(STATED GOAL) Collect every line in the records below that contains the word "труда".

(GIVEN ENTRIES)
%%

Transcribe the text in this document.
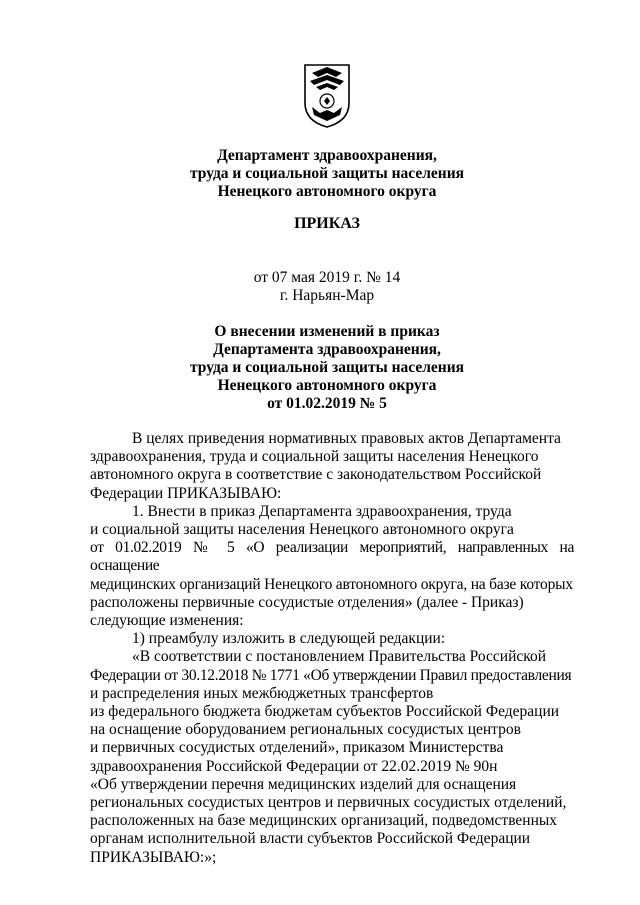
Департамент здравоохранения,
труда и социальной защиты населения
Ненецкого автономного округа
ПРИКАЗ
от 07 мая 2019 г. № 14
г. Нарьян-Мар
О внесении изменений в приказ
Департамента здравоохранения,
труда и социальной защиты населения
Ненецкого автономного округа
от 01.02.2019 № 5

В целях приведения нормативных правовых актов Департамента

здравоохранения, труда и социальной защиты населения Ненецкого

автономного округа в соответствие с законодательством Российской

Федерации ПРИКАЗЫВАЮ:

1. Внести в приказ Департамента здравоохранения, труда

и социальной защиты населения Ненецкого автономного округа

от 01.02.2019 № 5 «О реализации мероприятий, направленных на оснащение

медицинских организаций Ненецкого автономного округа, на базе которых

расположены первичные сосудистые отделения» (далее - Приказ)

следующие изменения:

1) преамбулу изложить в следующей редакции:

«В соответствии с постановлением Правительства Российской

Федерации от 30.12.2018 № 1771 «Об утверждении Правил предоставления

и распределения иных межбюджетных трансфертов

из федерального бюджета бюджетам субъектов Российской Федерации

на оснащение оборудованием региональных сосудистых центров

и первичных сосудистых отделений», приказом Министерства

здравоохранения Российской Федерации от 22.02.2019 № 90н

«Об утверждении перечня медицинских изделий для оснащения

региональных сосудистых центров и первичных сосудистых отделений,

расположенных на базе медицинских организаций, подведомственных

органам исполнительной власти субъектов Российской Федерации

ПРИКАЗЫВАЮ:»;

%%

(EXERCISE SOLUTION)
труда и социальной защиты населения
труда и социальной защиты населения
здравоохранения, труда и социальной защиты населения Ненецкого
1. Внести в приказ Департамента здравоохранения, труда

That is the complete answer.